▶ [Obiettivi]:
[a] Cita il passo del testo sulla costa delle api compreso tra "Benché difficile da" e "rigoglioso e vario.", estremi inclusi.
[b] Per favore, traduci in inglese questa frase del testo sulla costa delle api: "Il nuovo corredo botanico richiama e alimenta insetti, uccelli e piccoli animali."

▶ [Testo di partenza]:
------------------------------

L’albero solitario è una gioia per gli occhi e per lo spirito: e che Dio benedica quei contadini (forse quelle generazioni di contadini) che non hanno avuto il cuore di tagliare il melo di Santa Lucia!

Benché difficile da credere, sia per l’attuale stato di grazia e vitalità sia per la condizione di buona conservazione generale del paesaggio, quando Armanda ed Emilio hanno comprato la casa tutta la ripa era spoglia ed erosa dall’incuria e dal tempo. Sul suolo insterilito dai diserbanti vivevano a stento rade sterpaglie. Raggiungendo l’azienda, tuttavia, nell’alternanza di campi coltivati, prati permanenti e, più in alto, boschi di castagni, avevo notato alcune chiazze semi-desertiche. Coltivi abbandonati, il cui terreno intossicato non consentiva nemmeno l’attecchimento della vegetazione spontanea. Per ridare vitalità alla terra – accelerando il tempo della sua autonoma rigenerazione – serviva l’intervento riparatore dell’uomo: così Armanda ed Emilio hanno restituito quello che altre mani avevano tolto. In venticinque anni hanno ricreato un paesaggio, rigoglioso e vario.

La prima pianta è stata l’alloro, seguita ogni anno da nuove essenze, quasi tutte scelte in funzione delle api. Quando anche le specie spontanee hanno ripreso a colonizzare la ripa, Armanda ed Emilio hanno capito che la terra si era risanata. In primavera vi ho visto un mare di iris in fiore, i vecchi spadoni del podere di campagna che Emilio ha traslocato a Santa Lucia. Il nuovo corredo botanico richiama e alimenta insetti, uccelli e piccoli animali. La terra spoglia della costa non è più spazzata dal vento e l’acqua non erode più la superficie. In quella zona facile alle frane, il suolo è ora consolidato dall’intrico delle radici. Già nell’avvicinarsi si riesce a distinguere la proprietà. Nell’omogeneo paesaggio collinare la ‘costa delle api’ si presenta inaspettata, esuberante di colori, forme e profumi. E di insetti, è evidente.

Senza risparmio di fatica, senza compromessi e concessioni a scappatoie semplificatrici, Armanda cura ogni aspetto dell’intera attività. Non smette di studiare e informarsi, si occupa di divulgazione tenendo corsi e seminari, fa ricerche di mercato e si inventa sbocchi produttivi e metodi di lavorazione, suscitando maggiore attenzione e reazioni positive nelle colleghe (le donne sono più intraprendenti, più fantasiose, più partecipi). Diversifica e sperimenta, ma soprattutto tesse la rete dei rapporti fra i piccoli agricoltori, i consumatori più sensibili e lei.

------------------------------

▶ [Record di impaginazione]:
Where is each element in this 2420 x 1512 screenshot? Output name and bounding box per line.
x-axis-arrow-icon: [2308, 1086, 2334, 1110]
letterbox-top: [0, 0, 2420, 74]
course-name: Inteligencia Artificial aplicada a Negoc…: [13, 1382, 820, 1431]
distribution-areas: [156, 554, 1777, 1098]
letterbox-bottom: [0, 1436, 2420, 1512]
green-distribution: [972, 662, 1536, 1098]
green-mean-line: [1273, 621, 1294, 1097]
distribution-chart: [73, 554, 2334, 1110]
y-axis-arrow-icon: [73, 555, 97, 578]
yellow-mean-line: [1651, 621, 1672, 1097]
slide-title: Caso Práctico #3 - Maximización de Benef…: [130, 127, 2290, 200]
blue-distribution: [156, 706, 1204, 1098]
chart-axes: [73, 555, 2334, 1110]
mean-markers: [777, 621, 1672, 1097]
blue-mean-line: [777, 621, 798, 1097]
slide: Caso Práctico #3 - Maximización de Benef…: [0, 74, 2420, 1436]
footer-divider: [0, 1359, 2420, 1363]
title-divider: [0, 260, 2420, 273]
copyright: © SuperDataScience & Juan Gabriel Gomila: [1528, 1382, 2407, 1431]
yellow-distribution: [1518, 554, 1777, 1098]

------------------------------

▶ [Soluzioni dei compiti]:
[a]
Benché difficile da credere, sia per l’attuale stato di grazia e vitalità sia per la condizione di buona conservazione generale del paesaggio, quando Armanda ed Emilio hanno comprato la casa tutta la ripa era spoglia ed erosa dall’incuria e dal tempo. Sul suolo insterilito dai diserbanti vivevano a stento rade sterpaglie. Raggiungendo l’azienda, tuttavia, nell’alternanza di campi coltivati, prati permanenti e, più in alto, boschi di castagni, avevo notato alcune chiazze semi-desertiche. Coltivi abbandonati, il cui terreno intossicato non consentiva nemmeno l’attecchimento della vegetazione spontanea. Per ridare vitalità alla terra – accelerando il tempo della sua autonoma rigenerazione – serviva l’intervento riparatore dell’uomo: così Armanda ed Emilio hanno restituito quello che altre mani avevano tolto. In venticinque anni hanno ricreato un paesaggio, rigoglioso e vario.

[b] The new array of plants attracts and feeds insects, birds, and small animals.